What is being asked: What is the number of lines containing "resolution"? Give only that number.

Supplied records:

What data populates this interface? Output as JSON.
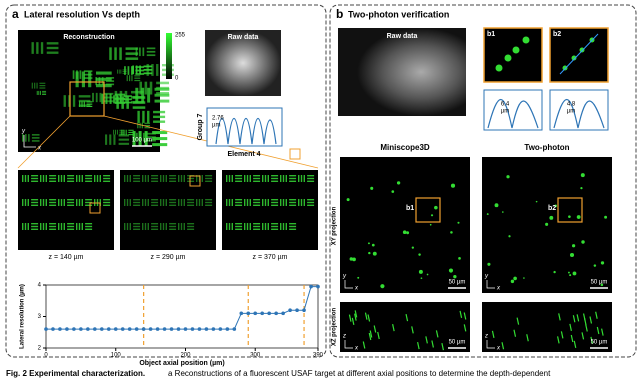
{
  "panel_a": {
    "label": "a",
    "title": "Lateral resolution Vs depth",
    "reconstruction": "Reconstruction",
    "cbar_max": "255",
    "cbar_min": "0",
    "scale_bar": "100 µm",
    "axis_y": "y",
    "axis_x": "x",
    "raw": "Raw data",
    "group": "Group 7",
    "profile_value": "2.76",
    "profile_unit": "µm",
    "element": "Element 4",
    "depths": [
      "z = 140 µm",
      "z = 290 µm",
      "z = 370 µm"
    ]
  },
  "panel_b": {
    "label": "b",
    "title": "Two-photon verification",
    "raw": "Raw data",
    "insets": [
      "b1",
      "b2"
    ],
    "profiles": [
      {
        "value": "6.4",
        "unit": "µm"
      },
      {
        "value": "4.8",
        "unit": "µm"
      }
    ],
    "columns": [
      "Miniscope3D",
      "Two-photon"
    ],
    "rows": [
      "XY projection",
      "XZ projection"
    ],
    "scale_bar": "50 µm",
    "axis_y": "y",
    "axis_z": "z",
    "axis_x": "x"
  },
  "caption": {
    "lead": "Fig. 2 Experimental characterization.",
    "text": "a Reconstructions of a fluorescent USAF target at different axial positions to determine the depth-dependent"
  },
  "chart_data": {
    "type": "line",
    "xlabel": "Object axial position (µm)",
    "ylabel": "Lateral resolution (µm)",
    "x": [
      0,
      10,
      20,
      30,
      40,
      50,
      60,
      70,
      80,
      90,
      100,
      110,
      120,
      130,
      140,
      150,
      160,
      170,
      180,
      190,
      200,
      210,
      220,
      230,
      240,
      250,
      260,
      270,
      280,
      290,
      300,
      310,
      320,
      330,
      340,
      350,
      360,
      370,
      380,
      390
    ],
    "series": [
      {
        "name": "Lateral resolution",
        "color": "#2e75b6",
        "values": [
          2.6,
          2.6,
          2.6,
          2.6,
          2.6,
          2.6,
          2.6,
          2.6,
          2.6,
          2.6,
          2.6,
          2.6,
          2.6,
          2.6,
          2.6,
          2.6,
          2.6,
          2.6,
          2.6,
          2.6,
          2.6,
          2.6,
          2.6,
          2.6,
          2.6,
          2.6,
          2.6,
          2.6,
          3.1,
          3.1,
          3.1,
          3.1,
          3.1,
          3.1,
          3.1,
          3.2,
          3.2,
          3.2,
          3.95,
          3.95
        ]
      }
    ],
    "vlines": [
      140,
      290,
      370
    ],
    "vline_color": "#f0a030",
    "xlim": [
      0,
      390
    ],
    "xticks": [
      0,
      100,
      200,
      300,
      390
    ],
    "ylim": [
      2,
      4
    ],
    "yticks": [
      2,
      3,
      4
    ]
  }
}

Completed exercise: 3